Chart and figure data

** Start **

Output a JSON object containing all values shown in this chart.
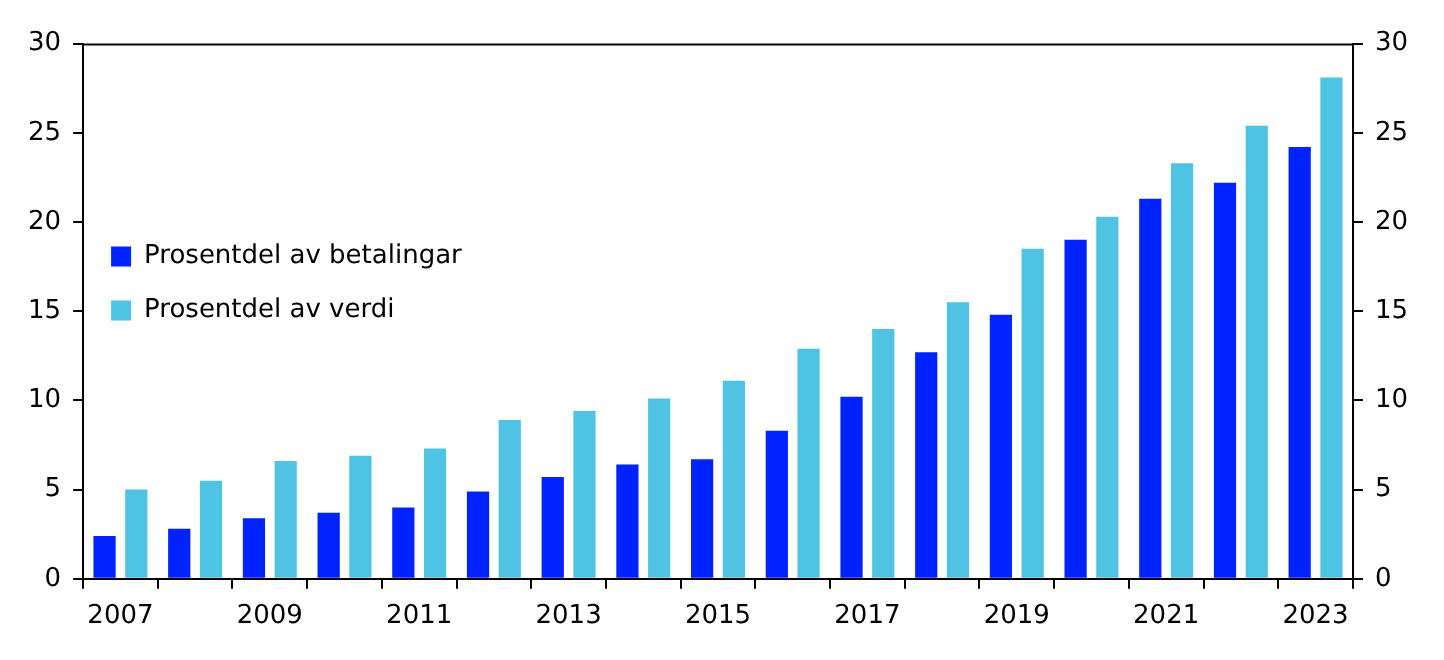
{
  "chart_data": {
    "type": "bar",
    "categories": [
      "2007",
      null,
      "2009",
      null,
      "2011",
      null,
      "2013",
      null,
      "2015",
      null,
      "2017",
      null,
      "2019",
      null,
      "2021",
      null,
      "2023"
    ],
    "series": [
      {
        "name": "Prosentdel av betalingar",
        "color": "#0022ff",
        "values": [
          2.4,
          2.8,
          3.4,
          3.7,
          4.0,
          4.9,
          5.7,
          6.4,
          6.7,
          8.3,
          10.2,
          12.7,
          14.8,
          19.0,
          21.3,
          22.2,
          24.2
        ]
      },
      {
        "name": "Prosentdel av verdi",
        "color": "#4fc3e4",
        "values": [
          5.0,
          5.5,
          6.6,
          6.9,
          7.3,
          8.9,
          9.4,
          10.1,
          11.1,
          12.9,
          14.0,
          15.5,
          18.5,
          20.3,
          23.3,
          25.4,
          28.1
        ]
      }
    ],
    "ylim": [
      0,
      30
    ],
    "yticks": [
      0,
      5,
      10,
      15,
      20,
      25,
      30
    ],
    "y2lim": [
      0,
      30
    ],
    "y2ticks": [
      0,
      5,
      10,
      15,
      20,
      25,
      30
    ],
    "legend": "top",
    "grid": false
  }
}
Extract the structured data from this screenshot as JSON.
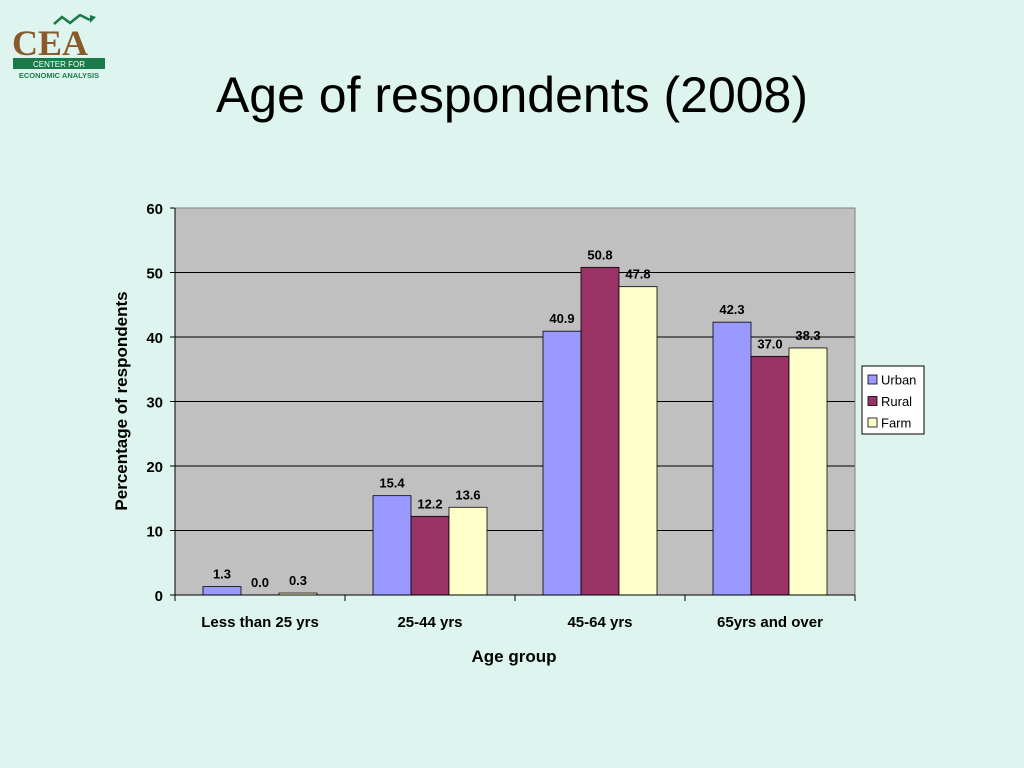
{
  "slide": {
    "title": "Age of respondents (2008)",
    "logo": {
      "text": "CEA",
      "subtitle_line1": "CENTER FOR",
      "subtitle_line2": "ECONOMIC ANALYSIS"
    }
  },
  "colors": {
    "background": "#ddf5ee",
    "plot_area": "#c0c0c0",
    "Urban": "#9999ff",
    "Rural": "#993366",
    "Farm": "#ffffcc",
    "logo_brown": "#8b5a2b",
    "logo_green": "#1a7a4a"
  },
  "chart_data": {
    "type": "bar",
    "title": "",
    "xlabel": "Age group",
    "ylabel": "Percentage of respondents",
    "categories": [
      "Less than 25 yrs",
      "25-44 yrs",
      "45-64 yrs",
      "65yrs and over"
    ],
    "series": [
      {
        "name": "Urban",
        "values": [
          1.3,
          15.4,
          40.9,
          42.3
        ],
        "labels": [
          "1.3",
          "15.4",
          "40.9",
          "42.3"
        ]
      },
      {
        "name": "Rural",
        "values": [
          0.0,
          12.2,
          50.8,
          37.0
        ],
        "labels": [
          "0.0",
          "12.2",
          "50.8",
          "37.0"
        ]
      },
      {
        "name": "Farm",
        "values": [
          0.3,
          13.6,
          47.8,
          38.3
        ],
        "labels": [
          "0.3",
          "13.6",
          "47.8",
          "38.3"
        ]
      }
    ],
    "ylim": [
      0,
      60
    ],
    "yticks": [
      "0",
      "10",
      "20",
      "30",
      "40",
      "50",
      "60"
    ],
    "grid": true,
    "legend": "right"
  }
}
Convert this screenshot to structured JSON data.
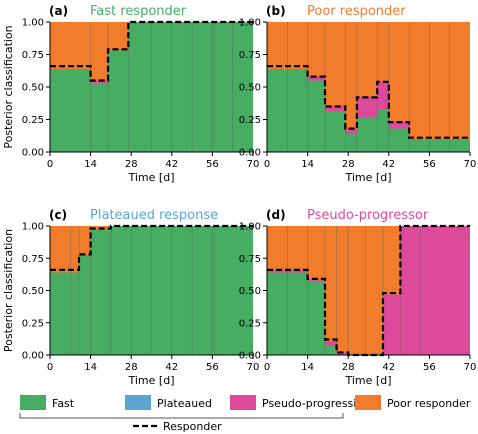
{
  "colors": {
    "fast": "#47ad63",
    "plateaued": "#5aa6d1",
    "pseudo": "#dd4a9a",
    "poor": "#f17c2c",
    "responder_line": "#000000"
  },
  "legend": {
    "items": [
      {
        "key": "fast",
        "label": "Fast"
      },
      {
        "key": "plateaued",
        "label": "Plateaued"
      },
      {
        "key": "pseudo",
        "label": "Pseudo-progression"
      },
      {
        "key": "poor",
        "label": "Poor responder"
      }
    ],
    "responder_label": "Responder"
  },
  "chart_data": [
    {
      "type": "area",
      "panel": "(a)",
      "title": "Fast responder",
      "title_color": "#47ad63",
      "xlabel": "Time [d]",
      "ylabel": "Posterior classification",
      "xlim": [
        0,
        70
      ],
      "ylim": [
        0,
        1
      ],
      "xticks": [
        0,
        14,
        28,
        42,
        56,
        70
      ],
      "yticks": [
        "0.00",
        "0.25",
        "0.50",
        "0.75",
        "1.00"
      ],
      "boundaries": [
        0,
        14,
        20,
        27,
        35,
        42,
        49,
        56,
        63,
        70
      ],
      "series": [
        {
          "key": "fast",
          "values": [
            0.64,
            0.53,
            0.78,
            1.0,
            1.0,
            1.0,
            1.0,
            1.0,
            1.0
          ]
        },
        {
          "key": "plateaued",
          "values": [
            0,
            0,
            0,
            0,
            0,
            0,
            0,
            0,
            0
          ]
        },
        {
          "key": "pseudo",
          "values": [
            0,
            0.02,
            0,
            0,
            0,
            0,
            0,
            0,
            0
          ]
        },
        {
          "key": "poor",
          "values": [
            0.36,
            0.45,
            0.22,
            0,
            0,
            0,
            0,
            0,
            0
          ]
        }
      ],
      "responder": [
        0.66,
        0.55,
        0.79,
        1.0,
        1.0,
        1.0,
        1.0,
        1.0,
        1.0
      ]
    },
    {
      "type": "area",
      "panel": "(b)",
      "title": "Poor responder",
      "title_color": "#f17c2c",
      "xlabel": "Time [d]",
      "ylabel": "",
      "xlim": [
        0,
        70
      ],
      "ylim": [
        0,
        1
      ],
      "xticks": [
        0,
        14,
        28,
        42,
        56,
        70
      ],
      "yticks": [
        "0.00",
        "0.25",
        "0.50",
        "0.75",
        "1.00"
      ],
      "boundaries": [
        0,
        7,
        14,
        20,
        27,
        31,
        38,
        42,
        49,
        56,
        63,
        70
      ],
      "series": [
        {
          "key": "fast",
          "values": [
            0.64,
            0.64,
            0.55,
            0.31,
            0.14,
            0.27,
            0.33,
            0.18,
            0.1,
            0.1,
            0.1
          ]
        },
        {
          "key": "plateaued",
          "values": [
            0,
            0,
            0,
            0,
            0,
            0,
            0,
            0,
            0,
            0,
            0
          ]
        },
        {
          "key": "pseudo",
          "values": [
            0,
            0,
            0.03,
            0.04,
            0.04,
            0.15,
            0.21,
            0.05,
            0,
            0,
            0
          ]
        },
        {
          "key": "poor",
          "values": [
            0.36,
            0.36,
            0.42,
            0.65,
            0.82,
            0.58,
            0.46,
            0.77,
            0.9,
            0.9,
            0.9
          ]
        }
      ],
      "responder": [
        0.66,
        0.66,
        0.58,
        0.35,
        0.18,
        0.42,
        0.54,
        0.23,
        0.11,
        0.11,
        0.11
      ]
    },
    {
      "type": "area",
      "panel": "(c)",
      "title": "Plateaued response",
      "title_color": "#5aa6d1",
      "xlabel": "Time [d]",
      "ylabel": "Posterior classification",
      "xlim": [
        0,
        70
      ],
      "ylim": [
        0,
        1
      ],
      "xticks": [
        0,
        14,
        28,
        42,
        56,
        70
      ],
      "yticks": [
        "0.00",
        "0.25",
        "0.50",
        "0.75",
        "1.00"
      ],
      "boundaries": [
        0,
        7,
        10,
        14,
        21,
        28,
        35,
        42,
        49,
        56,
        70
      ],
      "series": [
        {
          "key": "fast",
          "values": [
            0.64,
            0.64,
            0.77,
            0.97,
            1.0,
            1.0,
            1.0,
            1.0,
            1.0,
            1.0
          ]
        },
        {
          "key": "plateaued",
          "values": [
            0,
            0,
            0,
            0,
            0,
            0,
            0,
            0,
            0,
            0
          ]
        },
        {
          "key": "pseudo",
          "values": [
            0,
            0,
            0,
            0,
            0,
            0,
            0,
            0,
            0,
            0
          ]
        },
        {
          "key": "poor",
          "values": [
            0.36,
            0.36,
            0.23,
            0.03,
            0,
            0,
            0,
            0,
            0,
            0
          ]
        }
      ],
      "responder": [
        0.66,
        0.66,
        0.78,
        0.98,
        1.0,
        1.0,
        1.0,
        1.0,
        1.0,
        1.0
      ]
    },
    {
      "type": "area",
      "panel": "(d)",
      "title": "Pseudo-progressor",
      "title_color": "#dd4a9a",
      "xlabel": "Time [d]",
      "ylabel": "",
      "xlim": [
        0,
        70
      ],
      "ylim": [
        0,
        1
      ],
      "xticks": [
        0,
        14,
        28,
        42,
        56,
        70
      ],
      "yticks": [
        "0.00",
        "0.25",
        "0.50",
        "0.75",
        "1.00"
      ],
      "boundaries": [
        0,
        7,
        14,
        20,
        24,
        28,
        34,
        40,
        46,
        53,
        70
      ],
      "series": [
        {
          "key": "fast",
          "values": [
            0.64,
            0.64,
            0.57,
            0.07,
            0,
            0,
            0,
            0,
            0,
            0
          ]
        },
        {
          "key": "plateaued",
          "values": [
            0,
            0,
            0,
            0,
            0,
            0,
            0,
            0,
            0,
            0
          ]
        },
        {
          "key": "pseudo",
          "values": [
            0.02,
            0.02,
            0.02,
            0.04,
            0.02,
            0.0,
            0.0,
            0.47,
            1.0,
            1.0
          ]
        },
        {
          "key": "poor",
          "values": [
            0.34,
            0.34,
            0.41,
            0.89,
            0.98,
            1.0,
            1.0,
            0.53,
            0,
            0
          ]
        }
      ],
      "responder": [
        0.66,
        0.66,
        0.59,
        0.12,
        0.02,
        0.0,
        0.0,
        0.48,
        1.0,
        1.0
      ]
    }
  ]
}
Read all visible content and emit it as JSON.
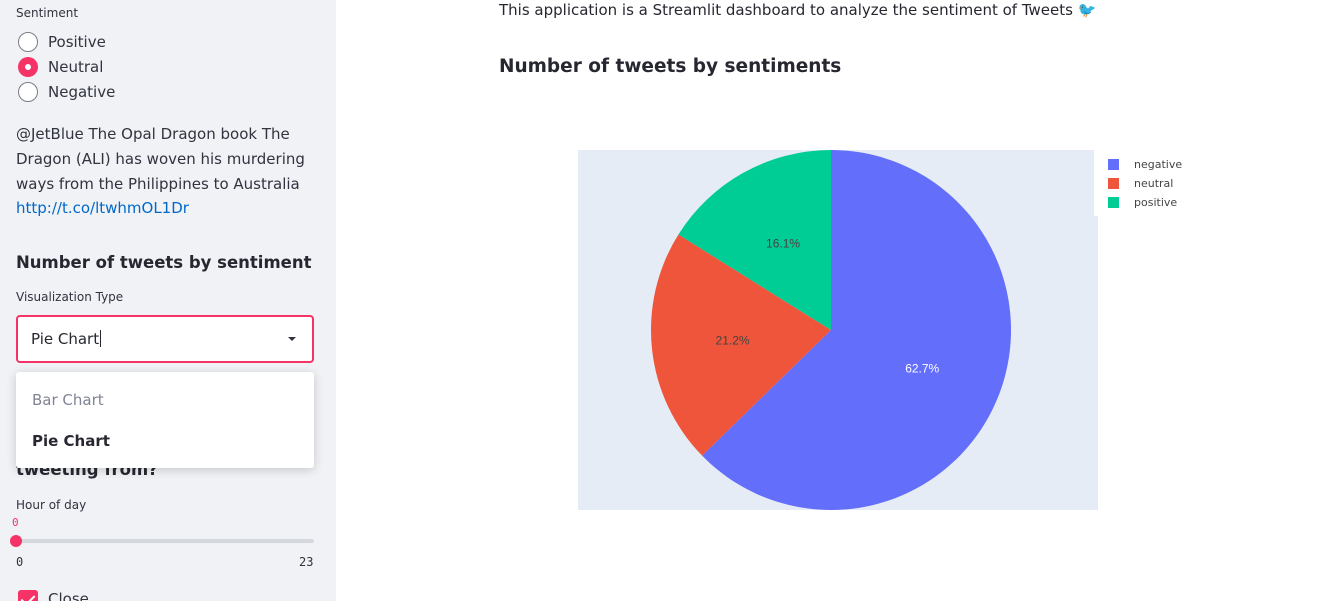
{
  "sidebar": {
    "sentiment_label": "Sentiment",
    "radio_options": [
      {
        "label": "Positive",
        "selected": false
      },
      {
        "label": "Neutral",
        "selected": true
      },
      {
        "label": "Negative",
        "selected": false
      }
    ],
    "tweet_text": "@JetBlue The Opal Dragon book The Dragon (ALI) has woven his murdering ways from the Philippines to Australia",
    "tweet_link": "http://t.co/ltwhmOL1Dr",
    "section_heading": "Number of tweets by sentiment",
    "viz_label": "Visualization Type",
    "select_value": "Pie Chart",
    "dropdown_options": [
      {
        "label": "Bar Chart",
        "selected": false
      },
      {
        "label": "Pie Chart",
        "selected": true
      }
    ],
    "hidden_heading_fragment": "tweeting from?",
    "hour_label": "Hour of day",
    "slider": {
      "value": "0",
      "min": "0",
      "max": "23"
    },
    "checkbox_label": "Close"
  },
  "main": {
    "intro_text": "This application is a Streamlit dashboard to analyze the sentiment of Tweets 🐦",
    "heading": "Number of tweets by sentiments"
  },
  "colors": {
    "accent": "#f63366",
    "negative": "#636efa",
    "neutral": "#ef553b",
    "positive": "#00cc96",
    "plot_bg": "#e5ecf6"
  },
  "chart_data": {
    "type": "pie",
    "labels": [
      "negative",
      "neutral",
      "positive"
    ],
    "values": [
      62.7,
      21.2,
      16.1
    ],
    "value_labels": [
      "62.7%",
      "21.2%",
      "16.1%"
    ],
    "legend_position": "top-right"
  }
}
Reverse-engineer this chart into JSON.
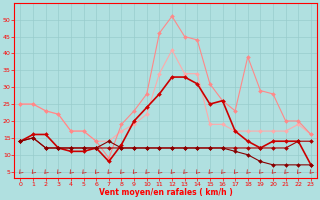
{
  "x": [
    0,
    1,
    2,
    3,
    4,
    5,
    6,
    7,
    8,
    9,
    10,
    11,
    12,
    13,
    14,
    15,
    16,
    17,
    18,
    19,
    20,
    21,
    22,
    23
  ],
  "lines": [
    {
      "y": [
        25,
        25,
        23,
        22,
        17,
        17,
        14,
        14,
        17,
        19,
        22,
        34,
        41,
        34,
        34,
        19,
        19,
        17,
        17,
        17,
        17,
        17,
        19,
        16
      ],
      "color": "#ffaaaa",
      "marker": "D",
      "lw": 0.8,
      "ms": 2.0
    },
    {
      "y": [
        25,
        25,
        23,
        22,
        17,
        17,
        14,
        9,
        19,
        23,
        28,
        46,
        51,
        45,
        44,
        31,
        26,
        23,
        39,
        29,
        28,
        20,
        20,
        16
      ],
      "color": "#ff8888",
      "marker": "D",
      "lw": 0.8,
      "ms": 2.0
    },
    {
      "y": [
        14,
        16,
        16,
        12,
        11,
        11,
        12,
        8,
        13,
        20,
        24,
        28,
        33,
        33,
        31,
        25,
        26,
        17,
        14,
        12,
        14,
        14,
        14,
        7
      ],
      "color": "#cc0000",
      "marker": "D",
      "lw": 1.2,
      "ms": 2.0
    },
    {
      "y": [
        14,
        15,
        12,
        12,
        12,
        12,
        12,
        12,
        12,
        12,
        12,
        12,
        12,
        12,
        12,
        12,
        12,
        12,
        12,
        12,
        12,
        12,
        14,
        14
      ],
      "color": "#aa0000",
      "marker": "D",
      "lw": 0.8,
      "ms": 2.0
    },
    {
      "y": [
        14,
        15,
        12,
        12,
        12,
        12,
        12,
        14,
        12,
        12,
        12,
        12,
        12,
        12,
        12,
        12,
        12,
        11,
        10,
        8,
        7,
        7,
        7,
        7
      ],
      "color": "#880000",
      "marker": "D",
      "lw": 0.8,
      "ms": 2.0
    }
  ],
  "xlim": [
    -0.5,
    23.5
  ],
  "ylim": [
    3,
    55
  ],
  "yticks": [
    5,
    10,
    15,
    20,
    25,
    30,
    35,
    40,
    45,
    50
  ],
  "xticks": [
    0,
    1,
    2,
    3,
    4,
    5,
    6,
    7,
    8,
    9,
    10,
    11,
    12,
    13,
    14,
    15,
    16,
    17,
    18,
    19,
    20,
    21,
    22,
    23
  ],
  "xlabel": "Vent moyen/en rafales ( km/h )",
  "bg_color": "#b0e0e0",
  "grid_color": "#99cccc",
  "axis_color": "#ff0000",
  "label_color": "#ff0000",
  "arrow_color": "#cc3333",
  "tick_fontsize": 4.5,
  "xlabel_fontsize": 5.5
}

** End **

Exercise brief — Find every line in the records above that contains the word "Prosentdel", and copy each one.

Answer to the exercise —
        "name": "Prosentdel av betalingar",
        "name": "Prosentdel av verdi",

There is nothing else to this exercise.